>> start Records supplied
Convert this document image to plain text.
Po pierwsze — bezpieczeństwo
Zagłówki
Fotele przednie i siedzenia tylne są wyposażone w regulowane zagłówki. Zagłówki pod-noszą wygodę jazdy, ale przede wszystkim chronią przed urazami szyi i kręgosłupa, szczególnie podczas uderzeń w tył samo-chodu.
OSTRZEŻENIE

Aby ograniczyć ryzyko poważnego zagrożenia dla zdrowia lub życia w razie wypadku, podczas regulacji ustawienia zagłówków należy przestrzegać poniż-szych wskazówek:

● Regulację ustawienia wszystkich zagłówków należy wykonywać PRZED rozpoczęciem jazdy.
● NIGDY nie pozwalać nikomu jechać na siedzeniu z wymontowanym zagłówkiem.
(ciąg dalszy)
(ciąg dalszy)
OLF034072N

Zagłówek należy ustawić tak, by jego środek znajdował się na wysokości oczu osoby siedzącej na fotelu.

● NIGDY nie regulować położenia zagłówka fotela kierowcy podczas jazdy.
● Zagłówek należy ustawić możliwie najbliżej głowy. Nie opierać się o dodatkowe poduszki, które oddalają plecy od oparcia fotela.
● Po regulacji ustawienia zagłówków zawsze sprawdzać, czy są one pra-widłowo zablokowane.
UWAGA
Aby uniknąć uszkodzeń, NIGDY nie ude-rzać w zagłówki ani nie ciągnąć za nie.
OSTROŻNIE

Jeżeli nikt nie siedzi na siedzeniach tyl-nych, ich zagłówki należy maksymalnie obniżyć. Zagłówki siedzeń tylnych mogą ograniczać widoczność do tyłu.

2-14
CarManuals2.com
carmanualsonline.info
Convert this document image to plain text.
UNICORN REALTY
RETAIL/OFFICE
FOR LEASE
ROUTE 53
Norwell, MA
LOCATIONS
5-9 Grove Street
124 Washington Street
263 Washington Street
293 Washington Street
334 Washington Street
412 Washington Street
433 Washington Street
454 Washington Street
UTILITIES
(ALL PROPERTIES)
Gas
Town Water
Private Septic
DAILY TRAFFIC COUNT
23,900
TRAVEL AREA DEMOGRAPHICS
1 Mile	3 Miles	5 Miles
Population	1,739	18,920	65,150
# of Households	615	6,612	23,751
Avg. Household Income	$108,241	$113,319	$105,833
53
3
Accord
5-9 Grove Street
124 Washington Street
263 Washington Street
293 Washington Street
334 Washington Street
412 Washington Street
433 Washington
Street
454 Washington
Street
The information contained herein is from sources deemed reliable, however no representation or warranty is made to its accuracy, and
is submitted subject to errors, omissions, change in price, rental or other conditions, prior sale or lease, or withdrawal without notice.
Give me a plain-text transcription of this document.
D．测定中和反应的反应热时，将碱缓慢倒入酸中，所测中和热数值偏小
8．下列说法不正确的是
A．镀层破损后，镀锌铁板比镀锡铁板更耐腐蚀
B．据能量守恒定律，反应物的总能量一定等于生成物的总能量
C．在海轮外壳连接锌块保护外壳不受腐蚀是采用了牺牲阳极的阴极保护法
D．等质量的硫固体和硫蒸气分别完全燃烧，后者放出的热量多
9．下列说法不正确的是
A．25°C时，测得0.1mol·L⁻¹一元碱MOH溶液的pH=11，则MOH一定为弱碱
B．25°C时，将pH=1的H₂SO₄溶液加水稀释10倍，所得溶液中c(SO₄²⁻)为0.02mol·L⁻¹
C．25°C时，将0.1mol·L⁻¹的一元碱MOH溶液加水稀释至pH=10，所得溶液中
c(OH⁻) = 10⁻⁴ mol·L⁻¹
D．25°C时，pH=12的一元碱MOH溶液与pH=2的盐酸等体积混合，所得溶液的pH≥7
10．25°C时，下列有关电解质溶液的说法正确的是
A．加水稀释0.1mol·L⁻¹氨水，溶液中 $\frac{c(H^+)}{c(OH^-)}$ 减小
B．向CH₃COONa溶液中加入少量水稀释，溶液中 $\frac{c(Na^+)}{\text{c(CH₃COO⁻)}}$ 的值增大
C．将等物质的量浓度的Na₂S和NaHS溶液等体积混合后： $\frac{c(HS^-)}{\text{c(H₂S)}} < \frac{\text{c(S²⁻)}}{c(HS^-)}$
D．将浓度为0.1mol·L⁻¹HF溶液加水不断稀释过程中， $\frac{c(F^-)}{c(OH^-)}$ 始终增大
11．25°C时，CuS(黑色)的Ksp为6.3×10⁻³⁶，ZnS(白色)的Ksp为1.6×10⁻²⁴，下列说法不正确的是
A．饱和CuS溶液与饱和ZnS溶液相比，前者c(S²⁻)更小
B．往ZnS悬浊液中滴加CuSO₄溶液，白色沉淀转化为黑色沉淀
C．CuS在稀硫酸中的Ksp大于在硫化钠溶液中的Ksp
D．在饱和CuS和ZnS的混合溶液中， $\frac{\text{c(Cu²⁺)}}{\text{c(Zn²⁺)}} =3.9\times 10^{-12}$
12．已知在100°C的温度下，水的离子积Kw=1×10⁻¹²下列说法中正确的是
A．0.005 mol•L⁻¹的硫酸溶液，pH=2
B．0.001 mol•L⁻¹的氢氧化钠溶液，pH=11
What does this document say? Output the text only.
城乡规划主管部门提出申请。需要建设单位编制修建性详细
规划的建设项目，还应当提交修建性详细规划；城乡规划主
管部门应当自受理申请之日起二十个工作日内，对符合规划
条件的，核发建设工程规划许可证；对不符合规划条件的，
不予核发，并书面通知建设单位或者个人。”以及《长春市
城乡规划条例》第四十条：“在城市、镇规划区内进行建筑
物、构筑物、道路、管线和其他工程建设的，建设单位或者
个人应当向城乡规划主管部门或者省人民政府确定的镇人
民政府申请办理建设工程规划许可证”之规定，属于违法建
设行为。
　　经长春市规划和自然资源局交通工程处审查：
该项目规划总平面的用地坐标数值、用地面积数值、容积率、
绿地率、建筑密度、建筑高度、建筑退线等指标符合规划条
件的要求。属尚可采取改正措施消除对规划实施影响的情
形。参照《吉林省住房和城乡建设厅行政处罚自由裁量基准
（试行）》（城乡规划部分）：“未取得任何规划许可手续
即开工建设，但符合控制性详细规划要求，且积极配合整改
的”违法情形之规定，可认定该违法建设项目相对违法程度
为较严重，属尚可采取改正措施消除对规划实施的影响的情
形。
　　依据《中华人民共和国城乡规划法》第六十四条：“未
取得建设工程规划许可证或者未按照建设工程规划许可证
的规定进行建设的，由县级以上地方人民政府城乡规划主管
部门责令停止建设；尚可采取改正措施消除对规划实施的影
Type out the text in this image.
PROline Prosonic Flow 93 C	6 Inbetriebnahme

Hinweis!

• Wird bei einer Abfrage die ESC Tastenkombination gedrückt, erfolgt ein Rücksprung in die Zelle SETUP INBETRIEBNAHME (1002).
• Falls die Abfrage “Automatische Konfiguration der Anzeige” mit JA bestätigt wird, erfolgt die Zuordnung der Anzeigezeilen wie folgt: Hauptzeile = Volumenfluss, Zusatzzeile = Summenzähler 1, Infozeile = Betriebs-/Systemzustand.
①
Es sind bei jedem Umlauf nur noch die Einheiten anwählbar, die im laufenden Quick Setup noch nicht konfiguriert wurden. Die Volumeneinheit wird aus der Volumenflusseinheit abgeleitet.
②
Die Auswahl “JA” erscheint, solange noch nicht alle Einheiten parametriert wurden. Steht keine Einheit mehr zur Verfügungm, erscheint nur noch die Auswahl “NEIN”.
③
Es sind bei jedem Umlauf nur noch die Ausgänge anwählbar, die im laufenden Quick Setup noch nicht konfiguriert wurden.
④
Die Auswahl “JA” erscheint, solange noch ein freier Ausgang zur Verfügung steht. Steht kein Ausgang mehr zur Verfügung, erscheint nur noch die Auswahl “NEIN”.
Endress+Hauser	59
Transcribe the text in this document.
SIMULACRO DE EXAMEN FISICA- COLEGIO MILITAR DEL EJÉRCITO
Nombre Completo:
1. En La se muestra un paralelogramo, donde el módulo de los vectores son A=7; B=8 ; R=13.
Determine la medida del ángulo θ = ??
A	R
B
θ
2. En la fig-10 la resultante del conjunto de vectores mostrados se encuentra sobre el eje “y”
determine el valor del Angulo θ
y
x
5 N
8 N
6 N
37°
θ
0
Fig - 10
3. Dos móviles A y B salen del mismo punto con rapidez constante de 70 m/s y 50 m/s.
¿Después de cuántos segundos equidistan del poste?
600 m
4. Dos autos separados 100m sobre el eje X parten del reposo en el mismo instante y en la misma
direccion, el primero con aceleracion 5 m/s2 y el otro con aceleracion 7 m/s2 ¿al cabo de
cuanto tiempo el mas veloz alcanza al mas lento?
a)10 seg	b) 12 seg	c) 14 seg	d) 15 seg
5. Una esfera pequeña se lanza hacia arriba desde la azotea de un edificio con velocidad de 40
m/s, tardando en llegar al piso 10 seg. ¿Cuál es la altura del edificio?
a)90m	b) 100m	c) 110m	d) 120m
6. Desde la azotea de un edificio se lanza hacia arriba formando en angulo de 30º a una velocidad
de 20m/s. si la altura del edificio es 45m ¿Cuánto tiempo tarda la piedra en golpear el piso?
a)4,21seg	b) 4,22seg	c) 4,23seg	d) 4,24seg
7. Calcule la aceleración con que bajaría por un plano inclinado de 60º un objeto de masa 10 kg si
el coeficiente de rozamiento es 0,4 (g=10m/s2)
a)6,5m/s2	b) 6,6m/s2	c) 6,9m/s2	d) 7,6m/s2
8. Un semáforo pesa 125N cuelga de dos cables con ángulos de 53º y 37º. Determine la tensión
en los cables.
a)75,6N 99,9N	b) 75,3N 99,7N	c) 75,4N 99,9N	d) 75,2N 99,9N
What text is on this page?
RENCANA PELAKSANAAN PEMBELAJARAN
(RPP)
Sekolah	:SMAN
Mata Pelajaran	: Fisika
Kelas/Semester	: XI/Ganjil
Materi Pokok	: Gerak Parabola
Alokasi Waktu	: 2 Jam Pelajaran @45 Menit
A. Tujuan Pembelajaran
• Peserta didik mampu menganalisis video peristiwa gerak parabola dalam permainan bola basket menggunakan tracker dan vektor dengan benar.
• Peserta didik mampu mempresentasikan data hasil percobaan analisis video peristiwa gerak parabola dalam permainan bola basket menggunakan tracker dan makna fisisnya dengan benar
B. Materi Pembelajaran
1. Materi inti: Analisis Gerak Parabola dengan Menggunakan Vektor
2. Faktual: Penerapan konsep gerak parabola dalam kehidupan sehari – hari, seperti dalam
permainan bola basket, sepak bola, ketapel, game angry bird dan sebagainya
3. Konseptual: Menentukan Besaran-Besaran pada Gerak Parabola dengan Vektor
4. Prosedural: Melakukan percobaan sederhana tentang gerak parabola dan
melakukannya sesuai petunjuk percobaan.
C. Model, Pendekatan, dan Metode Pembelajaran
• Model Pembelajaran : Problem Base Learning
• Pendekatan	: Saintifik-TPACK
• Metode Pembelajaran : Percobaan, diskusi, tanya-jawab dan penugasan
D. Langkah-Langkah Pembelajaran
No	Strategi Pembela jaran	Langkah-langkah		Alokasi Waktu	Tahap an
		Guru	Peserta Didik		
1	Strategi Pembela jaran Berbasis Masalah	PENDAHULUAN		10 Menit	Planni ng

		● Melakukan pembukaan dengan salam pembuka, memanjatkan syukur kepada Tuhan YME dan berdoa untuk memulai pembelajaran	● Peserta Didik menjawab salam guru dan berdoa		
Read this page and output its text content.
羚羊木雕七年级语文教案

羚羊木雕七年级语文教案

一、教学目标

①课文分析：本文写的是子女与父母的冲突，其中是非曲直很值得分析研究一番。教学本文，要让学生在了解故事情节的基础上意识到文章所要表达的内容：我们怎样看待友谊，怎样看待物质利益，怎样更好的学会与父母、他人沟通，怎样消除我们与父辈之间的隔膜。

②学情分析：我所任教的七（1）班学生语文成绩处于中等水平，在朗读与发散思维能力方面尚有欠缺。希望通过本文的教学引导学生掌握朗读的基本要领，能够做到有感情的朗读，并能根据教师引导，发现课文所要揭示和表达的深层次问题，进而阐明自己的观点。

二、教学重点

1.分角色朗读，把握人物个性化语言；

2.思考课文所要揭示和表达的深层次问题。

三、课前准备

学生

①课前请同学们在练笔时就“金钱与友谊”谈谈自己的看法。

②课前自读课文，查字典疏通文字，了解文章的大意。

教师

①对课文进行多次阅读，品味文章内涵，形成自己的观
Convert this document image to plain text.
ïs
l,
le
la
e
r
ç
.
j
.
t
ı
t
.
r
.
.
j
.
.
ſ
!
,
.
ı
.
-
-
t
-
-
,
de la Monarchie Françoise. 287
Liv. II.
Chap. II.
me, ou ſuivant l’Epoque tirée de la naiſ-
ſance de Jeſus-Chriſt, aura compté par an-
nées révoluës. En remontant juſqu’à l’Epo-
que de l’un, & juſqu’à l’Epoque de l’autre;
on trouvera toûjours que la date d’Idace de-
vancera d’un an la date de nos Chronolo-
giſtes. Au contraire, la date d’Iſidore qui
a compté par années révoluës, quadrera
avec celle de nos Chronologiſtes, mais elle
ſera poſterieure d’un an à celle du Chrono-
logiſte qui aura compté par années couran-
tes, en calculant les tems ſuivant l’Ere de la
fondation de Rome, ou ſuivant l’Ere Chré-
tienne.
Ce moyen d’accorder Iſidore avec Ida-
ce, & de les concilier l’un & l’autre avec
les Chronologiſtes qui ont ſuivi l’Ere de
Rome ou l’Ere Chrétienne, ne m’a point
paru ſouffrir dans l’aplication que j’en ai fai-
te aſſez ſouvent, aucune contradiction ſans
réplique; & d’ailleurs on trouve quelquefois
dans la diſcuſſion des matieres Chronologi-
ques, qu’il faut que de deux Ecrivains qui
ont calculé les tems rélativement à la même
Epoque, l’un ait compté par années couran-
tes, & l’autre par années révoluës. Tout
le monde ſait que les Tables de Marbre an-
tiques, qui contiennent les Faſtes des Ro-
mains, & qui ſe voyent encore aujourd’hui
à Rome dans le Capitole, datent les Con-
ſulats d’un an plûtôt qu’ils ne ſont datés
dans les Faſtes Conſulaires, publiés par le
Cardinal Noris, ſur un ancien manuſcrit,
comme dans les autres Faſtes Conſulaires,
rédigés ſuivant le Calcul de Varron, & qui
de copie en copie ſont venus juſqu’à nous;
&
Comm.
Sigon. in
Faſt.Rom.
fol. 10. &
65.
>> end Records supplied
### Work to be completed
Count every line above that holds the string "Steht" and give the total, nothing more.

### Task answer
2